### Exercise goal:
Identify the lines that include the word "wohl", then copy all of them.

[Stored items from a collection]
+ + + + +

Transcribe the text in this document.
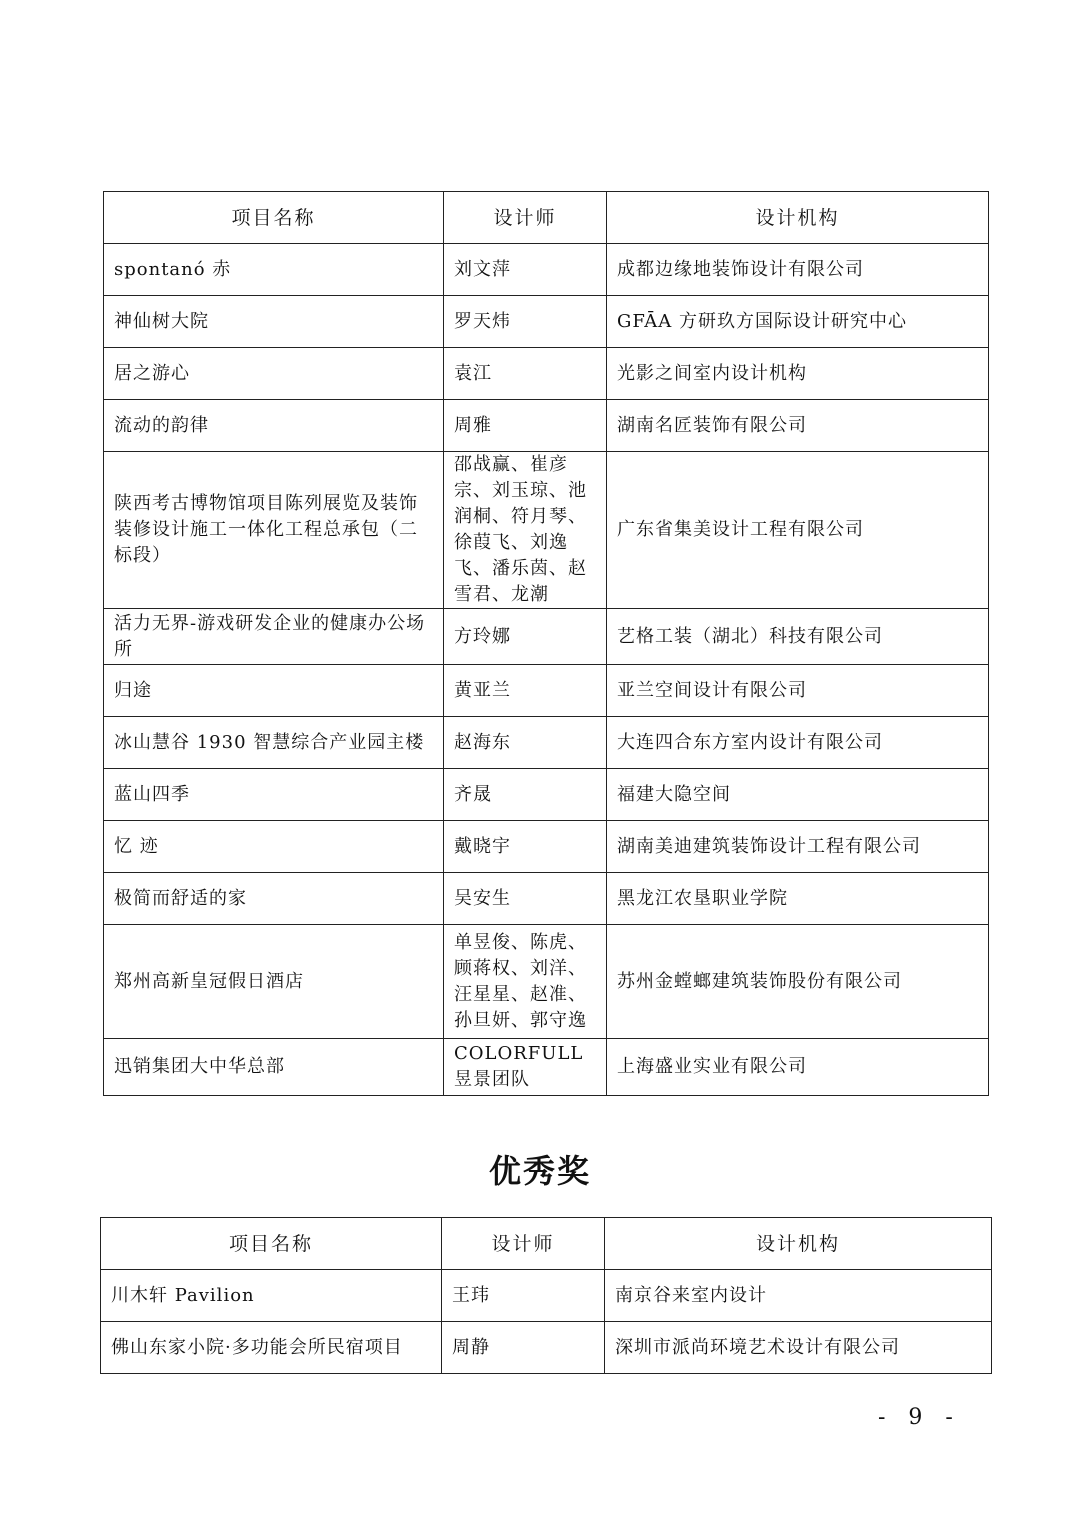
项目名称	设计师	设计机构
spontanó 赤	刘文萍	成都边缘地装饰设计有限公司
神仙树大院	罗天炜	GFĀA 方研玖方国际设计研究中心
居之游心	袁江	光影之间室内设计机构
流动的韵律	周雅	湖南名匠装饰有限公司
陕西考古博物馆项目陈列展览及装饰装修设计施工一体化工程总承包（二标段）	邵战赢、崔彦宗、刘玉琼、池润桐、符月琴、徐葭飞、刘逸飞、潘乐茵、赵雪君、龙潮	广东省集美设计工程有限公司
活力无界-游戏研发企业的健康办公场所	方玲娜	艺格工装（湖北）科技有限公司
归途	黄亚兰	亚兰空间设计有限公司
冰山慧谷 1930 智慧综合产业园主楼	赵海东	大连四合东方室内设计有限公司
蓝山四季	齐晟	福建大隐空间
忆 迹	戴晓宇	湖南美迪建筑装饰设计工程有限公司
极简而舒适的家	吴安生	黑龙江农垦职业学院
郑州高新皇冠假日酒店	单昱俊、陈虎、顾蒋权、刘洋、汪星星、赵准、孙旦妍、郭守逸	苏州金螳螂建筑装饰股份有限公司
迅销集团大中华总部	COLORFULL 昱景团队	上海盛业实业有限公司
优秀奖
项目名称	设计师	设计机构
川木轩 Pavilion	王玮	南京谷来室内设计
佛山东家小院·多功能会所民宿项目	周静	深圳市派尚环境艺术设计有限公司
- 9 -
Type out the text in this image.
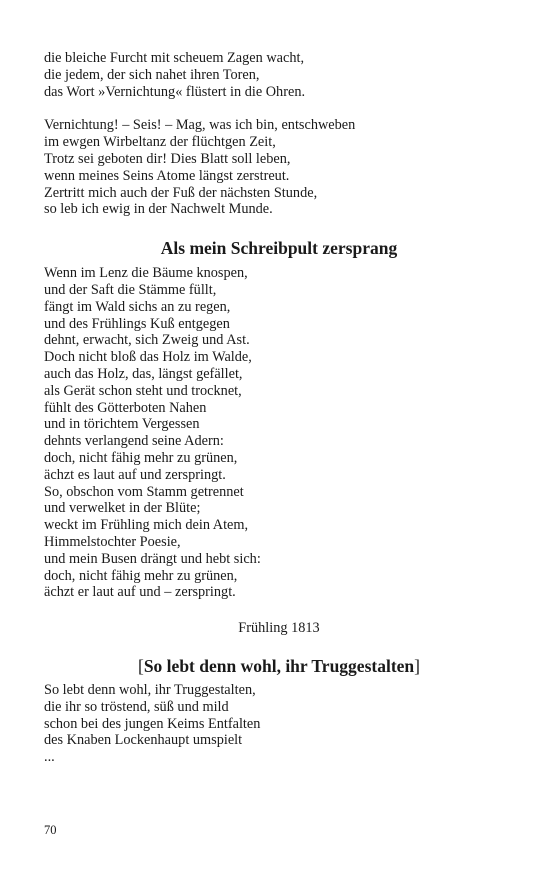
die bleiche Furcht mit scheuem Zagen wacht,
die jedem, der sich nahet ihren Toren,
das Wort »Vernichtung« flüstert in die Ohren.
Vernichtung! – Seis! – Mag, was ich bin, entschweben
im ewgen Wirbeltanz der flüchtgen Zeit,
Trotz sei geboten dir! Dies Blatt soll leben,
wenn meines Seins Atome längst zerstreut.
Zertritt mich auch der Fuß der nächsten Stunde,
so leb ich ewig in der Nachwelt Munde.
Als mein Schreibpult zersprang
Wenn im Lenz die Bäume knospen,
und der Saft die Stämme füllt,
fängt im Wald sichs an zu regen,
und des Frühlings Kuß entgegen
dehnt, erwacht, sich Zweig und Ast.
Doch nicht bloß das Holz im Walde,
auch das Holz, das, längst gefället,
als Gerät schon steht und trocknet,
fühlt des Götterboten Nahen
und in törichtem Vergessen
dehnts verlangend seine Adern:
doch, nicht fähig mehr zu grünen,
ächzt es laut auf und zerspringt.
So, obschon vom Stamm getrennet
und verwelket in der Blüte;
weckt im Frühling mich dein Atem,
Himmelstochter Poesie,
und mein Busen drängt und hebt sich:
doch, nicht fähig mehr zu grünen,
ächzt er laut auf und – zerspringt.
Frühling 1813
[So lebt denn wohl, ihr Truggestalten]
So lebt denn wohl, ihr Truggestalten,
die ihr so tröstend, süß und mild
schon bei des jungen Keims Entfalten
des Knaben Lockenhaupt umspielt
...
70
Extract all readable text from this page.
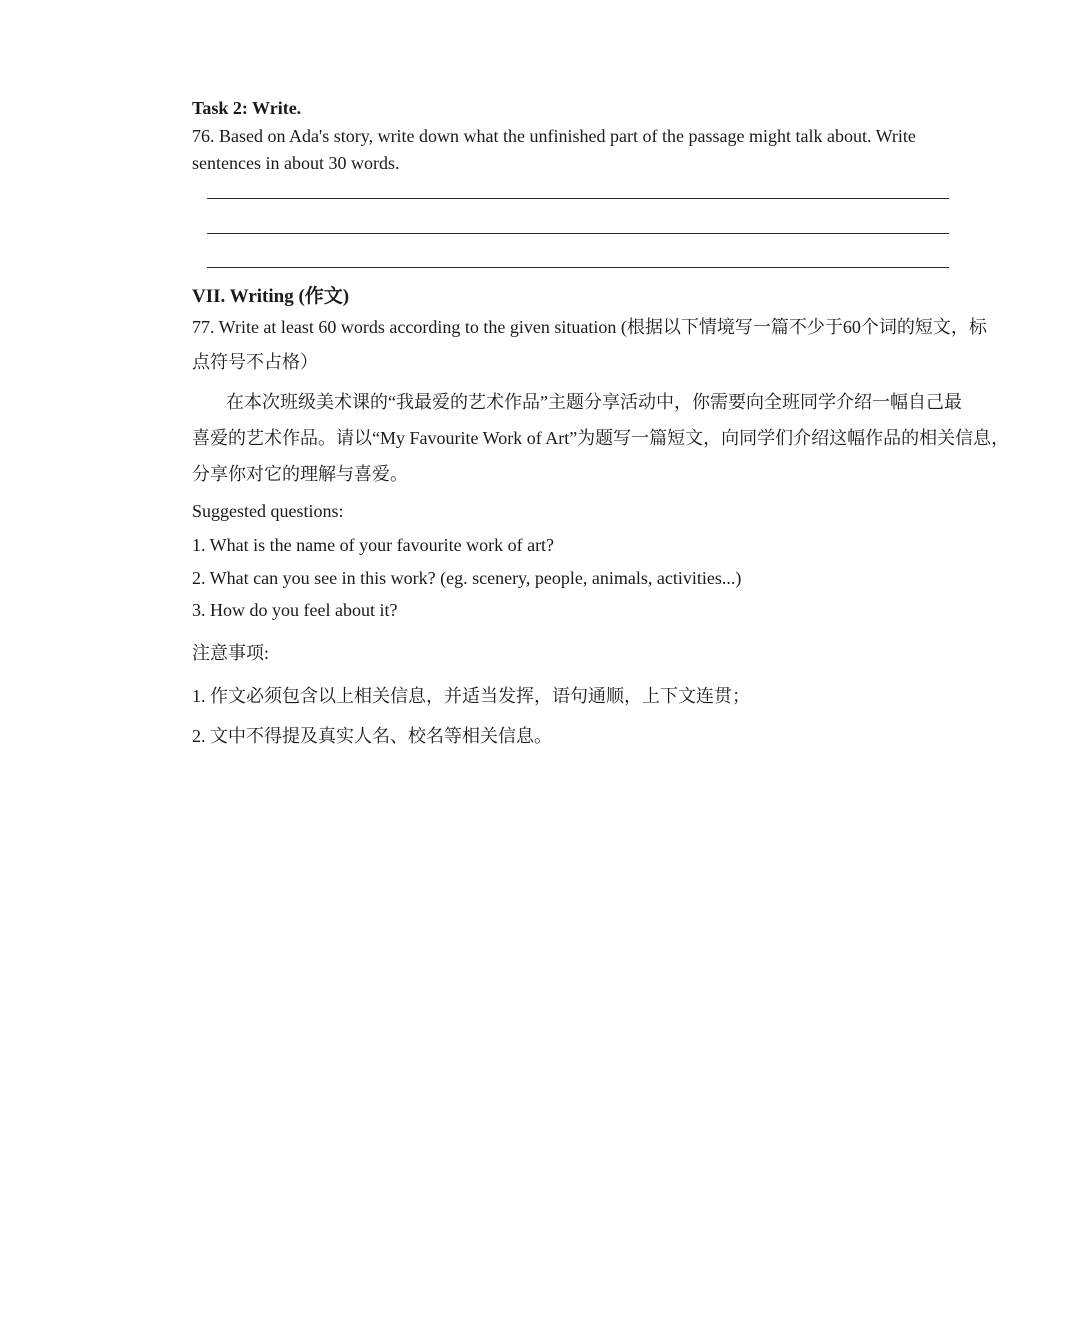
Task 2: Write.
76. Based on Ada's story, write down what the unfinished part of the passage might talk about. Write
sentences in about 30 words.
VII. Writing (作文)
77. Write at least 60 words according to the given situation (根据以下情境写一篇不少于60个词的短文，标
点符号不占格）
在本次班级美术课的“我最爱的艺术作品”主题分享活动中，你需要向全班同学介绍一幅自己最
喜爱的艺术作品。请以“My Favourite Work of Art”为题写一篇短文，向同学们介绍这幅作品的相关信息，
分享你对它的理解与喜爱。
Suggested questions:
1. What is the name of your favourite work of art?
2. What can you see in this work? (eg. scenery, people, animals, activities...)
3. How do you feel about it?
注意事项:
1. 作文必须包含以上相关信息，并适当发挥，语句通顺，上下文连贯；
2. 文中不得提及真实人名、校名等相关信息。
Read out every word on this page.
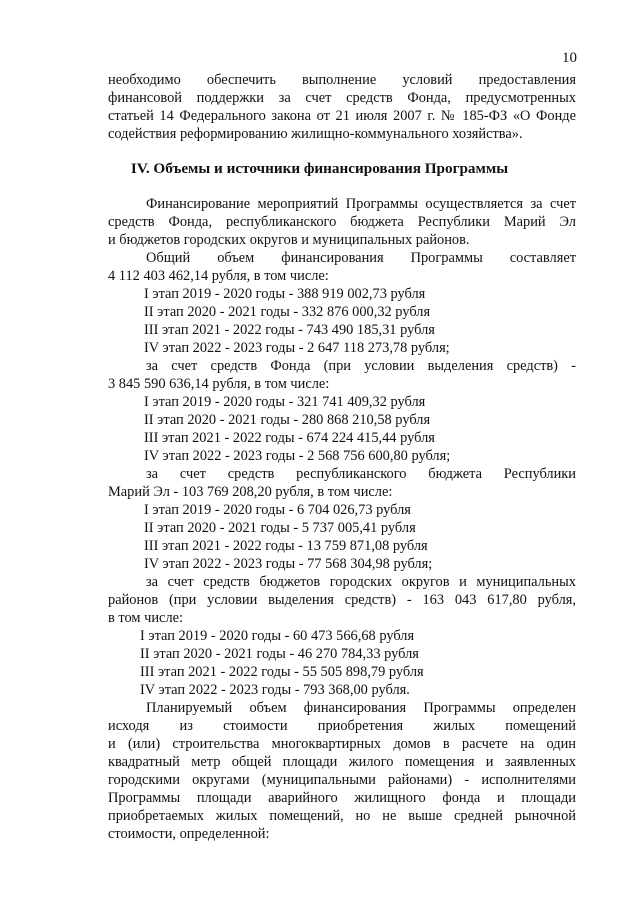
10
необходимо обеспечить выполнение условий предоставления
финансовой поддержки за счет средств Фонда, предусмотренных
статьей 14 Федерального закона от 21 июля 2007 г. № 185-ФЗ «О Фонде
содействия реформированию жилищно-коммунального хозяйства».
IV. Объемы и источники финансирования Программы
Финансирование мероприятий Программы осуществляется за счет
средств Фонда, республиканского бюджета Республики Марий Эл
и бюджетов городских округов и муниципальных районов.
Общий объем финансирования Программы составляет
4 112 403 462,14 рубля, в том числе:
I этап 2019 - 2020 годы - 388 919 002,73 рубля
II этап 2020 - 2021 годы - 332 876 000,32 рубля
III этап 2021 - 2022 годы - 743 490 185,31 рубля
IV этап 2022 - 2023 годы - 2 647 118 273,78 рубля;
за счет средств Фонда (при условии выделения средств) -
3 845 590 636,14 рубля, в том числе:
I этап 2019 - 2020 годы - 321 741 409,32 рубля
II этап 2020 - 2021 годы - 280 868 210,58 рубля
III этап 2021 - 2022 годы - 674 224 415,44 рубля
IV этап 2022 - 2023 годы - 2 568 756 600,80 рубля;
за счет средств республиканского бюджета Республики
Марий Эл - 103 769 208,20 рубля, в том числе:
I этап 2019 - 2020 годы - 6 704 026,73 рубля
II этап 2020 - 2021 годы - 5 737 005,41 рубля
III этап 2021 - 2022 годы - 13 759 871,08 рубля
IV этап 2022 - 2023 годы - 77 568 304,98 рубля;
за счет средств бюджетов городских округов и муниципальных
районов (при условии выделения средств) - 163 043 617,80 рубля,
в том числе:
I этап 2019 - 2020 годы - 60 473 566,68 рубля
II этап 2020 - 2021 годы - 46 270 784,33 рубля
III этап 2021 - 2022 годы - 55 505 898,79 рубля
IV этап 2022 - 2023 годы - 793 368,00 рубля.
Планируемый объем финансирования Программы определен
исходя из стоимости приобретения жилых помещений
и (или) строительства многоквартирных домов в расчете на один
квадратный метр общей площади жилого помещения и заявленных
городскими округами (муниципальными районами) - исполнителями
Программы площади аварийного жилищного фонда и площади
приобретаемых жилых помещений, но не выше средней рыночной
стоимости, определенной:
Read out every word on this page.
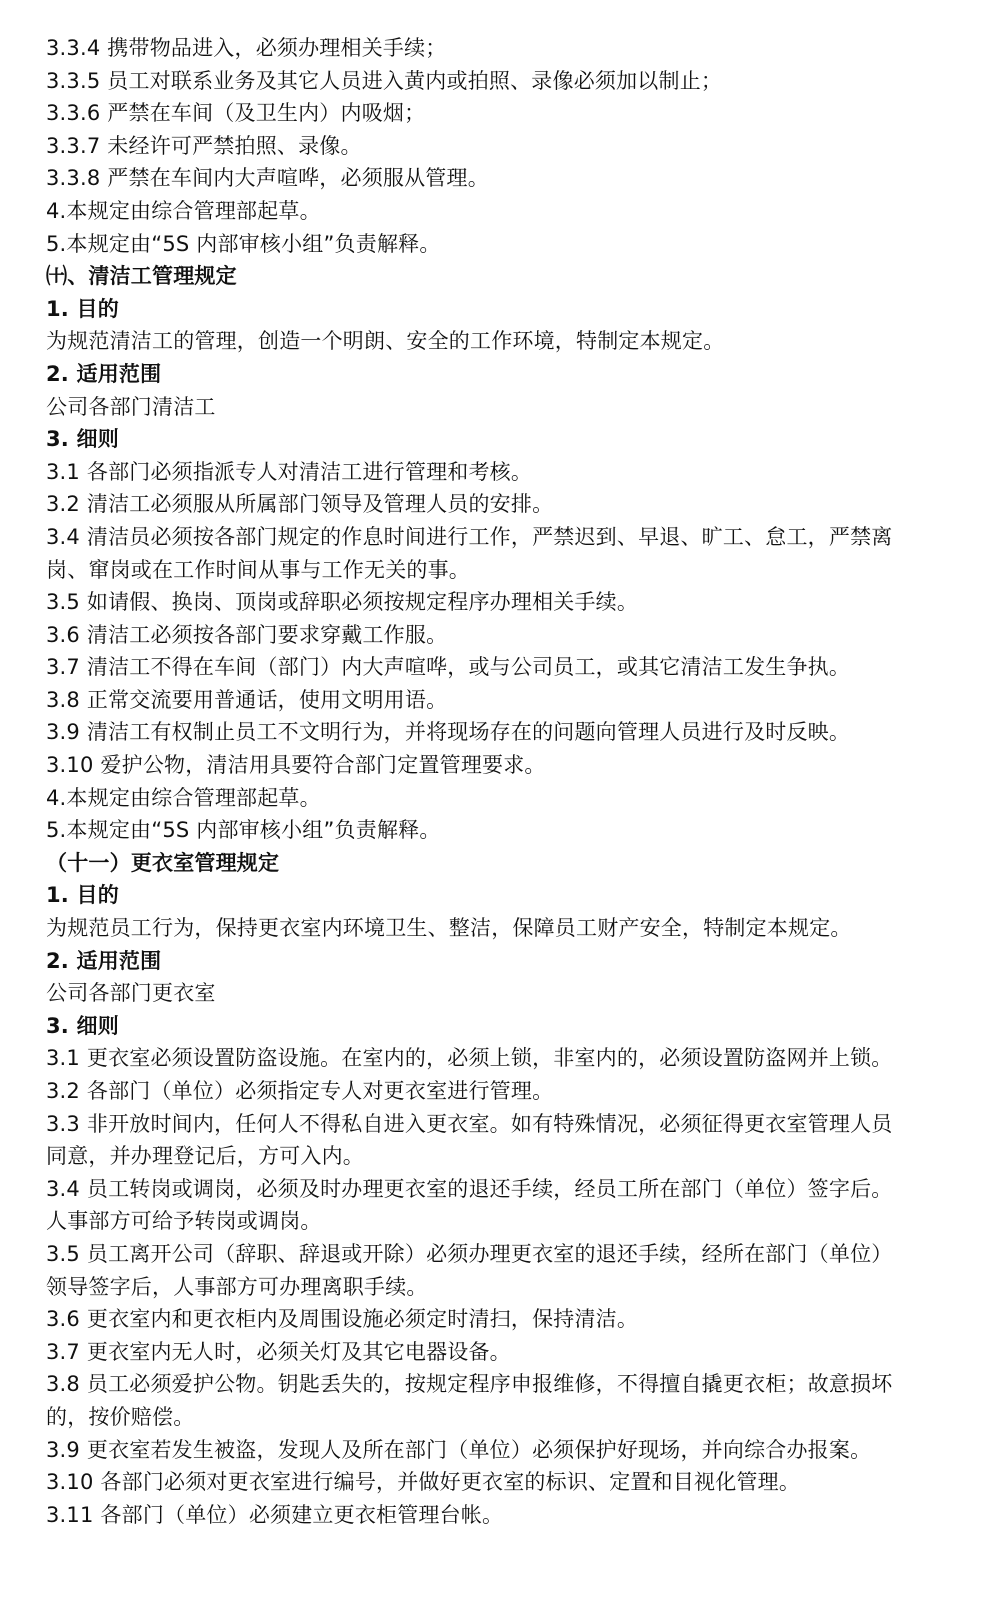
3.3.4 携带物品进入，必须办理相关手续；
3.3.5 员工对联系业务及其它人员进入黄内或拍照、录像必须加以制止；
3.3.6 严禁在车间（及卫生内）内吸烟；
3.3.7 未经许可严禁拍照、录像。
3.3.8 严禁在车间内大声喧哗，必须服从管理。
4.本规定由综合管理部起草。
5.本规定由“5S 内部审核小组”负责解释。
㈩、清洁工管理规定
1. 目的
为规范清洁工的管理，创造一个明朗、安全的工作环境，特制定本规定。
2. 适用范围
公司各部门清洁工
3. 细则
3.1 各部门必须指派专人对清洁工进行管理和考核。
3.2 清洁工必须服从所属部门领导及管理人员的安排。
3.4 清洁员必须按各部门规定的作息时间进行工作，严禁迟到、早退、旷工、怠工，严禁离
岗、窜岗或在工作时间从事与工作无关的事。
3.5 如请假、换岗、顶岗或辞职必须按规定程序办理相关手续。
3.6 清洁工必须按各部门要求穿戴工作服。
3.7 清洁工不得在车间（部门）内大声喧哗，或与公司员工，或其它清洁工发生争执。
3.8 正常交流要用普通话，使用文明用语。
3.9 清洁工有权制止员工不文明行为，并将现场存在的问题向管理人员进行及时反映。
3.10 爱护公物，清洁用具要符合部门定置管理要求。
4.本规定由综合管理部起草。
5.本规定由“5S 内部审核小组”负责解释。
（十一）更衣室管理规定
1. 目的
为规范员工行为，保持更衣室内环境卫生、整洁，保障员工财产安全，特制定本规定。
2. 适用范围
公司各部门更衣室
3. 细则
3.1 更衣室必须设置防盗设施。在室内的，必须上锁，非室内的，必须设置防盗网并上锁。
3.2 各部门（单位）必须指定专人对更衣室进行管理。
3.3 非开放时间内，任何人不得私自进入更衣室。如有特殊情况，必须征得更衣室管理人员
同意，并办理登记后，方可入内。
3.4 员工转岗或调岗，必须及时办理更衣室的退还手续，经员工所在部门（单位）签字后。
人事部方可给予转岗或调岗。
3.5 员工离开公司（辞职、辞退或开除）必须办理更衣室的退还手续，经所在部门（单位）
领导签字后，人事部方可办理离职手续。
3.6 更衣室内和更衣柜内及周围设施必须定时清扫，保持清洁。
3.7 更衣室内无人时，必须关灯及其它电器设备。
3.8 员工必须爱护公物。钥匙丢失的，按规定程序申报维修，不得擅自撬更衣柜；故意损坏
的，按价赔偿。
3.9 更衣室若发生被盗，发现人及所在部门（单位）必须保护好现场，并向综合办报案。
3.10 各部门必须对更衣室进行编号，并做好更衣室的标识、定置和目视化管理。
3.11 各部门（单位）必须建立更衣柜管理台帐。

+ + + + +

### Output of the task:
[So lebt denn wohl, ihr Truggestalten]
So lebt denn wohl, ihr Truggestalten,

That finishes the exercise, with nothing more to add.